Exercise
Without the pictures, copy all the entries below exactly.

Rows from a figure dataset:

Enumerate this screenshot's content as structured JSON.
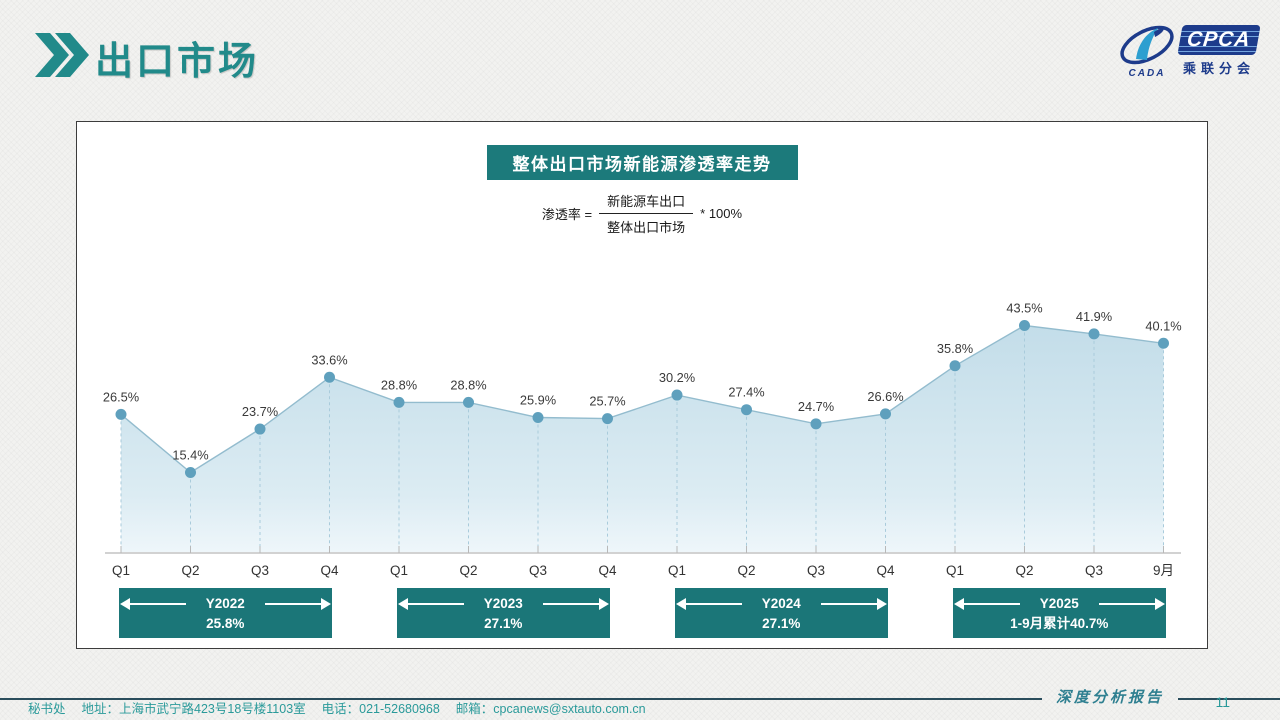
{
  "header": {
    "title": "出口市场",
    "chevron_icon": "double-chevron-right",
    "logo": {
      "name": "CPCA",
      "sub": "乘联分会",
      "emblem_text": "CADA"
    }
  },
  "panel": {
    "title": "整体出口市场新能源渗透率走势",
    "formula": {
      "lhs": "渗透率 =",
      "numerator": "新能源车出口",
      "denominator": "整体出口市场",
      "rhs": "* 100%"
    }
  },
  "chart_data": {
    "type": "area",
    "title": "整体出口市场新能源渗透率走势",
    "categories": [
      "Q1",
      "Q2",
      "Q3",
      "Q4",
      "Q1",
      "Q2",
      "Q3",
      "Q4",
      "Q1",
      "Q2",
      "Q3",
      "Q4",
      "Q1",
      "Q2",
      "Q3",
      "9月"
    ],
    "values": [
      26.5,
      15.4,
      23.7,
      33.6,
      28.8,
      28.8,
      25.9,
      25.7,
      30.2,
      27.4,
      24.7,
      26.6,
      35.8,
      43.5,
      41.9,
      40.1
    ],
    "unit": "%",
    "ylim": [
      0,
      50
    ],
    "grid": false,
    "legend": "none",
    "groups": [
      {
        "label": "Y2022",
        "sub": "25.8%",
        "from": 0,
        "to": 3
      },
      {
        "label": "Y2023",
        "sub": "27.1%",
        "from": 4,
        "to": 7
      },
      {
        "label": "Y2024",
        "sub": "27.1%",
        "from": 8,
        "to": 11
      },
      {
        "label": "Y2025",
        "sub": "1-9月累计40.7%",
        "from": 12,
        "to": 15
      }
    ],
    "colors": {
      "marker": "#5fa0bd",
      "line": "#93bcce",
      "dash": "#a9cbdb",
      "area_top": "#c3dde9",
      "area_bottom": "#eef6fa",
      "axis": "#a6a6a6",
      "tick": "#b8b8b8",
      "label": "#3a3a3a",
      "banner": "#1b7678",
      "accent_teal": "#1c7a7b",
      "logo_blue": "#1d3b8b"
    }
  },
  "footer": {
    "report_label": "深度分析报告",
    "page_number": "11",
    "contact_parts": [
      "秘书处",
      "地址：上海市武宁路423号18号楼1103室",
      "电话：021-52680968",
      "邮箱：cpcanews@sxtauto.com.cn"
    ]
  }
}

Task result
Enumerate this screenshot's content as structured JSON.
{
  "header": {
    "title": "出口市场",
    "chevron_icon": "double-chevron-right",
    "logo": {
      "name": "CPCA",
      "sub": "乘联分会",
      "emblem_text": "CADA"
    }
  },
  "panel": {
    "title": "整体出口市场新能源渗透率走势",
    "formula": {
      "lhs": "渗透率 =",
      "numerator": "新能源车出口",
      "denominator": "整体出口市场",
      "rhs": "* 100%"
    }
  },
  "chart_data": {
    "type": "area",
    "title": "整体出口市场新能源渗透率走势",
    "categories": [
      "Q1",
      "Q2",
      "Q3",
      "Q4",
      "Q1",
      "Q2",
      "Q3",
      "Q4",
      "Q1",
      "Q2",
      "Q3",
      "Q4",
      "Q1",
      "Q2",
      "Q3",
      "9月"
    ],
    "values": [
      26.5,
      15.4,
      23.7,
      33.6,
      28.8,
      28.8,
      25.9,
      25.7,
      30.2,
      27.4,
      24.7,
      26.6,
      35.8,
      43.5,
      41.9,
      40.1
    ],
    "unit": "%",
    "ylim": [
      0,
      50
    ],
    "grid": false,
    "legend": "none",
    "groups": [
      {
        "label": "Y2022",
        "sub": "25.8%",
        "from": 0,
        "to": 3
      },
      {
        "label": "Y2023",
        "sub": "27.1%",
        "from": 4,
        "to": 7
      },
      {
        "label": "Y2024",
        "sub": "27.1%",
        "from": 8,
        "to": 11
      },
      {
        "label": "Y2025",
        "sub": "1-9月累计40.7%",
        "from": 12,
        "to": 15
      }
    ],
    "colors": {
      "marker": "#5fa0bd",
      "line": "#93bcce",
      "dash": "#a9cbdb",
      "area_top": "#c3dde9",
      "area_bottom": "#eef6fa",
      "axis": "#a6a6a6",
      "tick": "#b8b8b8",
      "label": "#3a3a3a",
      "banner": "#1b7678",
      "accent_teal": "#1c7a7b",
      "logo_blue": "#1d3b8b"
    }
  },
  "footer": {
    "report_label": "深度分析报告",
    "page_number": "11",
    "contact_parts": [
      "秘书处",
      "地址：上海市武宁路423号18号楼1103室",
      "电话：021-52680968",
      "邮箱：cpcanews@sxtauto.com.cn"
    ]
  }
}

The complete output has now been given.